%%

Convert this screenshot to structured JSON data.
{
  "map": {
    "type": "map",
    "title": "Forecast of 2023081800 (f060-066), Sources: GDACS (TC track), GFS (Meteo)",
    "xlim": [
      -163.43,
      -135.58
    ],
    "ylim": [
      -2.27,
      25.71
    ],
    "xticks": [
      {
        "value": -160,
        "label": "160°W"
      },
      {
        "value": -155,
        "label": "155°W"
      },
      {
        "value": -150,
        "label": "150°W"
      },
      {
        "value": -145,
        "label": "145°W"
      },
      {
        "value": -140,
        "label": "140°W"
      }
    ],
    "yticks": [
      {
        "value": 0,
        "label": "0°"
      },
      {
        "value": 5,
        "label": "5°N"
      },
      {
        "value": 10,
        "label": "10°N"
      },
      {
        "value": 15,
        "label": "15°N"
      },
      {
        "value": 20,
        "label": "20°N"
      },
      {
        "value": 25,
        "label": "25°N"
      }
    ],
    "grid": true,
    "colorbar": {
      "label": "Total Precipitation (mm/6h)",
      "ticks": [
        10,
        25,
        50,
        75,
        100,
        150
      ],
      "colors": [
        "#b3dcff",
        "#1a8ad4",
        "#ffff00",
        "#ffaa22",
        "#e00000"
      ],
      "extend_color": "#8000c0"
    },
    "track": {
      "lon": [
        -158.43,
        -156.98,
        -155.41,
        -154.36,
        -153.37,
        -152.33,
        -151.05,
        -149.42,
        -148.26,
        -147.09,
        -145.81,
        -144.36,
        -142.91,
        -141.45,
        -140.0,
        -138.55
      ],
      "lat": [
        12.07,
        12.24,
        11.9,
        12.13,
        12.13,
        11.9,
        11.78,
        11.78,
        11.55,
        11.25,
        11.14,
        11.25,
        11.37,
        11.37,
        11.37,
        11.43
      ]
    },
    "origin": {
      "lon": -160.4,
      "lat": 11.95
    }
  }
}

%%
%%

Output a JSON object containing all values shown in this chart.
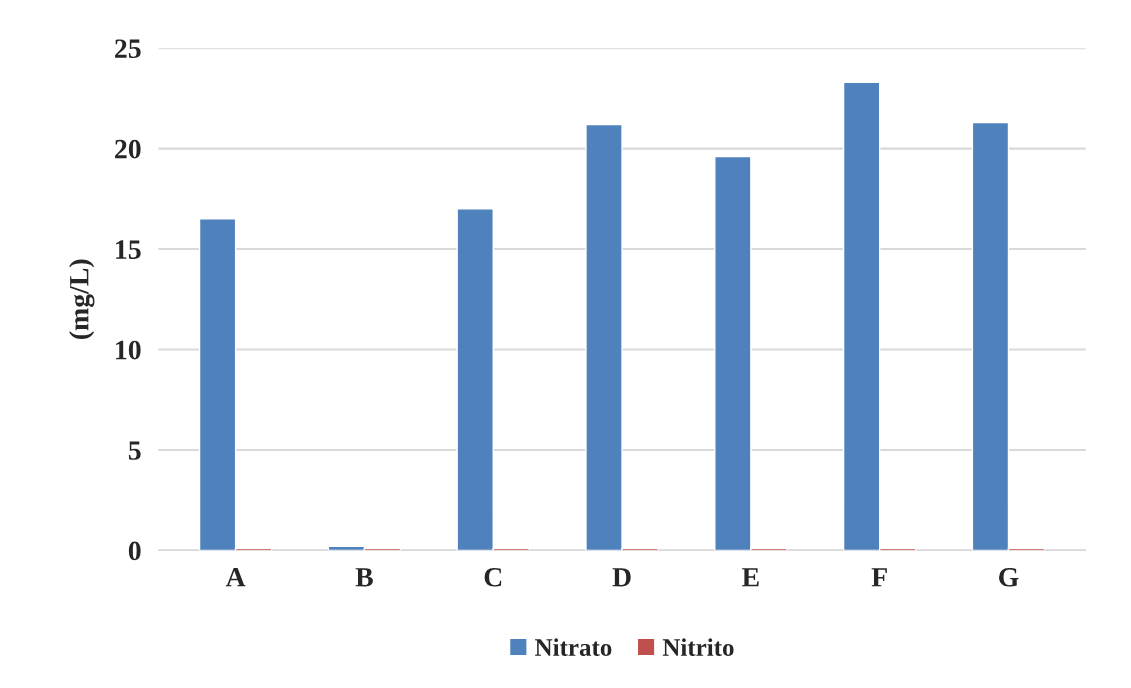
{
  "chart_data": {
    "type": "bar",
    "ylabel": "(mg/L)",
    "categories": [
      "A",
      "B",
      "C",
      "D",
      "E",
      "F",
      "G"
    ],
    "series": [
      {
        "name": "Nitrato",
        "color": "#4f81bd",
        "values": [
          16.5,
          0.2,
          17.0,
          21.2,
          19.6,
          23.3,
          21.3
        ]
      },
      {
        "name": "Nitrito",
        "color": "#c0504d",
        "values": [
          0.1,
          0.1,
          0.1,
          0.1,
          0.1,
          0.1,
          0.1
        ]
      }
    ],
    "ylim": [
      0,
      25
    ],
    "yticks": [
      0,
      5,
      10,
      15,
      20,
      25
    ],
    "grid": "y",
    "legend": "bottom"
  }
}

%%

Exercise:
Among the entries above, how many lines hold the string "JSON"? Give the number by itself.

Output for this exercise:
2